* WHAT THE TASK REQUIRES:
Render the listing below as a Markdown table with the columns "No." and "Line", from its first line up to and including the line that contains "1, 159, 74]". Number each row and leave out blank lines.
** START EXCERPTED DATA **
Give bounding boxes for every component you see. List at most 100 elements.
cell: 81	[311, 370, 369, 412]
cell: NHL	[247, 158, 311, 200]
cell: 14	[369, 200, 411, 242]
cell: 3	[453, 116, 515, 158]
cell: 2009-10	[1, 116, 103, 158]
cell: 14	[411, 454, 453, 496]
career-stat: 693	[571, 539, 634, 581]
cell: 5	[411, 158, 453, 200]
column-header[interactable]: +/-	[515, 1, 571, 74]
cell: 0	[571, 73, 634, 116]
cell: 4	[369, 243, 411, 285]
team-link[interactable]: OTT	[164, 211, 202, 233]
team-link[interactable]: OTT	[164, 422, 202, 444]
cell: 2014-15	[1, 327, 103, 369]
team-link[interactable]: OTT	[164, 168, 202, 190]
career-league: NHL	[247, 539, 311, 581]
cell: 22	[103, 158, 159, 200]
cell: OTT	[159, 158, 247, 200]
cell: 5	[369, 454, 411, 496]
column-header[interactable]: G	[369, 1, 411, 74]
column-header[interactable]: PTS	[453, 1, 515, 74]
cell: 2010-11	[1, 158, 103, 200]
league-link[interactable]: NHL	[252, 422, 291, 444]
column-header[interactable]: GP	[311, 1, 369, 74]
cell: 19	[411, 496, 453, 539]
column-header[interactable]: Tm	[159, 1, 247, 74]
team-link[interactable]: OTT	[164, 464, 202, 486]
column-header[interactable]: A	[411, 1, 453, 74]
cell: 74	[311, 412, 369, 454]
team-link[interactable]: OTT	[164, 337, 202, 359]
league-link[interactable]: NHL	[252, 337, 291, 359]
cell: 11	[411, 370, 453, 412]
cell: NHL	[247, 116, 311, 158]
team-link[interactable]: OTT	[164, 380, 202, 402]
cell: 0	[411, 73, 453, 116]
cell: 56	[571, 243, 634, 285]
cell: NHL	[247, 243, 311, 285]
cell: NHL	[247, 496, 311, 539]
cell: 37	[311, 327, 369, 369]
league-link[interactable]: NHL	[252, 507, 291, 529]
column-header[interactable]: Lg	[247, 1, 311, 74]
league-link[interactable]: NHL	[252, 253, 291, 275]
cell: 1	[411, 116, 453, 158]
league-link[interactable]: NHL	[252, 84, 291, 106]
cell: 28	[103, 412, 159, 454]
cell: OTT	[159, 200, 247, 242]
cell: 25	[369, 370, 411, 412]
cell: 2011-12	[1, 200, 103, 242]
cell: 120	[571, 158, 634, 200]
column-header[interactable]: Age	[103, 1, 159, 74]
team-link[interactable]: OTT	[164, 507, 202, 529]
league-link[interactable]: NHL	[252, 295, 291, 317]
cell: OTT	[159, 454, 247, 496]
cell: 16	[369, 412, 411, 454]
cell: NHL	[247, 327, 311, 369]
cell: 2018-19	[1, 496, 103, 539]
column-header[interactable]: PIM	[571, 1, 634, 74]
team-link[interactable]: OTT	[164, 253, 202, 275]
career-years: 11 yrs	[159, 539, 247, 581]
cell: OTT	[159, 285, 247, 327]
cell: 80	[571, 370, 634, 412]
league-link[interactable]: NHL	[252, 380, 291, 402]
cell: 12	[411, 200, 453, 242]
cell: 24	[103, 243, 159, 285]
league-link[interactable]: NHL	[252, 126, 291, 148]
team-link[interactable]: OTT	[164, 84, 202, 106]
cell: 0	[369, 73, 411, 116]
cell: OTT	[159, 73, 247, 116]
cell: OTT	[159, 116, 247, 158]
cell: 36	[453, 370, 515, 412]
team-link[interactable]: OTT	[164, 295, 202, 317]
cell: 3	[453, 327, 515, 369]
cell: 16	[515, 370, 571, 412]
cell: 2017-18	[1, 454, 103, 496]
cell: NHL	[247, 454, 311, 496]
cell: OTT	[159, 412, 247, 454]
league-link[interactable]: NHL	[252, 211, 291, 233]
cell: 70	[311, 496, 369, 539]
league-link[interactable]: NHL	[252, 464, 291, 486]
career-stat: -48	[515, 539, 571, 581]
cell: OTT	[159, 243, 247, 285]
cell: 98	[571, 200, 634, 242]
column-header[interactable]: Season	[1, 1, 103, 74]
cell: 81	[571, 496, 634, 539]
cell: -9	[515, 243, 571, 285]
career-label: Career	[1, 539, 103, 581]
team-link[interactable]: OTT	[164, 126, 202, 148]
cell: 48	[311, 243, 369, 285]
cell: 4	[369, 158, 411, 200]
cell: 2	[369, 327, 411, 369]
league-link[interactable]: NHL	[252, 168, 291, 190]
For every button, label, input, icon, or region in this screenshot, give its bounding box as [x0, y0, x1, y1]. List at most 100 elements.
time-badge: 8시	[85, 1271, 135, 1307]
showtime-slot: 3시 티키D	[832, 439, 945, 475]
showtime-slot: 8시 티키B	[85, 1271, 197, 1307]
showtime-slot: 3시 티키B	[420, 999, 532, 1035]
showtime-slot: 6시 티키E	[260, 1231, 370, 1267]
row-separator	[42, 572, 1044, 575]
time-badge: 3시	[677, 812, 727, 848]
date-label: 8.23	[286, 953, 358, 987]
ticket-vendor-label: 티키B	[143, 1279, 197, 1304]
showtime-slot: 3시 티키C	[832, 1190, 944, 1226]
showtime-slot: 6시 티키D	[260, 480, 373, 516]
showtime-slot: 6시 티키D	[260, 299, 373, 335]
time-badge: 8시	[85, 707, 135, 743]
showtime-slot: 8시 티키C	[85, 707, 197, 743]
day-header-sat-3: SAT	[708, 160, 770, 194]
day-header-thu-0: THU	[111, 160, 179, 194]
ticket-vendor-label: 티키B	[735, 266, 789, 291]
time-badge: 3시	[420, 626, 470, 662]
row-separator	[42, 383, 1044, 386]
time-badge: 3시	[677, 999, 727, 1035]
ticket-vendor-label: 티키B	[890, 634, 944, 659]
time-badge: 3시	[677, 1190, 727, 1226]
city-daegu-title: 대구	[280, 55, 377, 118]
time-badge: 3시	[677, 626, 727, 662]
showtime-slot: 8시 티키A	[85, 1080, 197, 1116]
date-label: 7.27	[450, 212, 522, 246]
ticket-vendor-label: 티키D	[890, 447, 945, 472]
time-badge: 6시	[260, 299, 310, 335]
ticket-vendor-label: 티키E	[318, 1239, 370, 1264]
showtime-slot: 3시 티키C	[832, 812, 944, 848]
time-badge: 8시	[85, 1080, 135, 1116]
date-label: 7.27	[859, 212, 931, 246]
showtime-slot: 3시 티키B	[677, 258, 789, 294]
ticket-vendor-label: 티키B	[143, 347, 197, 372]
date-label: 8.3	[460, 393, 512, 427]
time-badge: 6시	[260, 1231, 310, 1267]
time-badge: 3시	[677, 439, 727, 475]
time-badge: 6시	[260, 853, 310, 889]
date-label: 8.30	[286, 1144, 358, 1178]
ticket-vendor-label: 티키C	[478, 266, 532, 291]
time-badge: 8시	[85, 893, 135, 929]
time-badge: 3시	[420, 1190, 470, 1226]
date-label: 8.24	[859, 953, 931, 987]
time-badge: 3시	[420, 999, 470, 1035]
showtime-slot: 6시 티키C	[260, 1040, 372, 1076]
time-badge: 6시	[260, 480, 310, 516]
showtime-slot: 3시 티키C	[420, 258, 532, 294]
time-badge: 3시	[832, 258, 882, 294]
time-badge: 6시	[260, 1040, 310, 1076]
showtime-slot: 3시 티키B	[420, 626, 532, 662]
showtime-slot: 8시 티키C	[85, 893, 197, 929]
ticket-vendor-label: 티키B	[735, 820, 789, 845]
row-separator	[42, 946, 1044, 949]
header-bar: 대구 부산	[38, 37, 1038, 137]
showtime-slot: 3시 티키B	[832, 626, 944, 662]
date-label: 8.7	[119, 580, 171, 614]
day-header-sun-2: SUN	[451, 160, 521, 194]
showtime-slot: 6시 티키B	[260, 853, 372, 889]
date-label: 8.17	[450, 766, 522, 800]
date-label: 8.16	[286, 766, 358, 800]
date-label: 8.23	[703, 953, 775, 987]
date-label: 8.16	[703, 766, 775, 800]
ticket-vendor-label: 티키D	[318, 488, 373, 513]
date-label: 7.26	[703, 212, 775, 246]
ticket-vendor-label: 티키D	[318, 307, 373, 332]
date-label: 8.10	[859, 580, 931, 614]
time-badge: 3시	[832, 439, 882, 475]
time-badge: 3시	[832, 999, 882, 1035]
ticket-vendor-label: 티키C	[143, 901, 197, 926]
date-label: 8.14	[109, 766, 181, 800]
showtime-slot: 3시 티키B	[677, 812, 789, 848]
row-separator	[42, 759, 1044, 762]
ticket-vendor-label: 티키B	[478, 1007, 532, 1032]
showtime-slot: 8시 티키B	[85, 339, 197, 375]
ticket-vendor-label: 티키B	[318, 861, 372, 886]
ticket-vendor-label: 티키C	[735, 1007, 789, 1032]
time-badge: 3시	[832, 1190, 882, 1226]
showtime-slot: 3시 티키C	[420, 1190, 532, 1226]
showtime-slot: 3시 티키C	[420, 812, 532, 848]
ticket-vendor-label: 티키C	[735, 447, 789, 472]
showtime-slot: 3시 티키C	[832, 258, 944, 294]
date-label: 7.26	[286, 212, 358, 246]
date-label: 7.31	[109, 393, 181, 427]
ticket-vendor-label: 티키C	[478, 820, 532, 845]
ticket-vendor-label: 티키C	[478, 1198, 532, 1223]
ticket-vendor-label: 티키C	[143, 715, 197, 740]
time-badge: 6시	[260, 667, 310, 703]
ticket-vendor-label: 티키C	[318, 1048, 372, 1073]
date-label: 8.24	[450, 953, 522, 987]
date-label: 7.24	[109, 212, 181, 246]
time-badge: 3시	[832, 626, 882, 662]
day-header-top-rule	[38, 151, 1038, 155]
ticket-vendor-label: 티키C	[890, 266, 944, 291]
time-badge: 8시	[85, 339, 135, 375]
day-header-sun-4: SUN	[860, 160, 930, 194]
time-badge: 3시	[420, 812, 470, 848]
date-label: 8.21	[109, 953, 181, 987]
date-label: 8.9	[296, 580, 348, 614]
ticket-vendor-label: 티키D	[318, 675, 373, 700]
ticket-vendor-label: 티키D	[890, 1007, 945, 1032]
** END EXCERPTED DATA **
* EXERCISE SOLUTION:
| No. | Line |
|---|---|
| 1 | Give bounding boxes for every component you see. List at most 100 elements. |
| 2 | cell: 81	[311, 370, 369, 412] |
| 3 | cell: NHL	[247, 158, 311, 200] |
| 4 | cell: 14	[369, 200, 411, 242] |
| 5 | cell: 3	[453, 116, 515, 158] |
| 6 | cell: 2009-10	[1, 116, 103, 158] |
| 7 | cell: 14	[411, 454, 453, 496] |
| 8 | career-stat: 693	[571, 539, 634, 581] |
| 9 | cell: 5	[411, 158, 453, 200] |
| 10 | column-header[interactable]: +/-	[515, 1, 571, 74] |
| 11 | cell: 0	[571, 73, 634, 116] |
| 12 | cell: 4	[369, 243, 411, 285] |
| 13 | team-link[interactable]: OTT	[164, 211, 202, 233] |
| 14 | team-link[interactable]: OTT	[164, 422, 202, 444] |
| 15 | cell: 2014-15	[1, 327, 103, 369] |
| 16 | team-link[interactable]: OTT	[164, 168, 202, 190] |
| 17 | career-league: NHL	[247, 539, 311, 581] |
| 18 | cell: 22	[103, 158, 159, 200] |
| 19 | cell: OTT	[159, 158, 247, 200] |
| 20 | cell: 5	[369, 454, 411, 496] |
| 21 | column-header[interactable]: G	[369, 1, 411, 74] |
| 22 | column-header[interactable]: PTS	[453, 1, 515, 74] |
| 23 | cell: 2010-11	[1, 158, 103, 200] |
| 24 | league-link[interactable]: NHL	[252, 422, 291, 444] |
| 25 | column-header[interactable]: GP	[311, 1, 369, 74] |
| 26 | cell: 19	[411, 496, 453, 539] |
| 27 | column-header[interactable]: Tm	[159, 1, 247, 74] |
| 28 | team-link[interactable]: OTT	[164, 464, 202, 486] |
| 29 | column-header[interactable]: A	[411, 1, 453, 74] |
| 30 | cell: 74	[311, 412, 369, 454] |
| 31 | team-link[interactable]: OTT	[164, 337, 202, 359] |
| 32 | league-link[interactable]: NHL	[252, 337, 291, 359] |
| 33 | cell: 11	[411, 370, 453, 412] |
| 34 | cell: NHL	[247, 116, 311, 158] |
| 35 | team-link[interactable]: OTT	[164, 380, 202, 402] |
| 36 | cell: 0	[411, 73, 453, 116] |
| 37 | cell: 56	[571, 243, 634, 285] |
| 38 | cell: NHL	[247, 243, 311, 285] |
| 39 | cell: NHL	[247, 496, 311, 539] |
| 40 | cell: 37	[311, 327, 369, 369] |
| 41 | league-link[interactable]: NHL	[252, 507, 291, 529] |
| 42 | column-header[interactable]: Lg	[247, 1, 311, 74] |
| 43 | league-link[interactable]: NHL	[252, 253, 291, 275] |
| 44 | cell: 1	[411, 116, 453, 158] |
| 45 | league-link[interactable]: NHL	[252, 84, 291, 106] |
| 46 | cell: 28	[103, 412, 159, 454] |
| 47 | cell: OTT	[159, 200, 247, 242] |
| 48 | cell: 25	[369, 370, 411, 412] |
| 49 | cell: 2011-12	[1, 200, 103, 242] |
| 50 | cell: 120	[571, 158, 634, 200] |
| 51 | column-header[interactable]: Age	[103, 1, 159, 74] |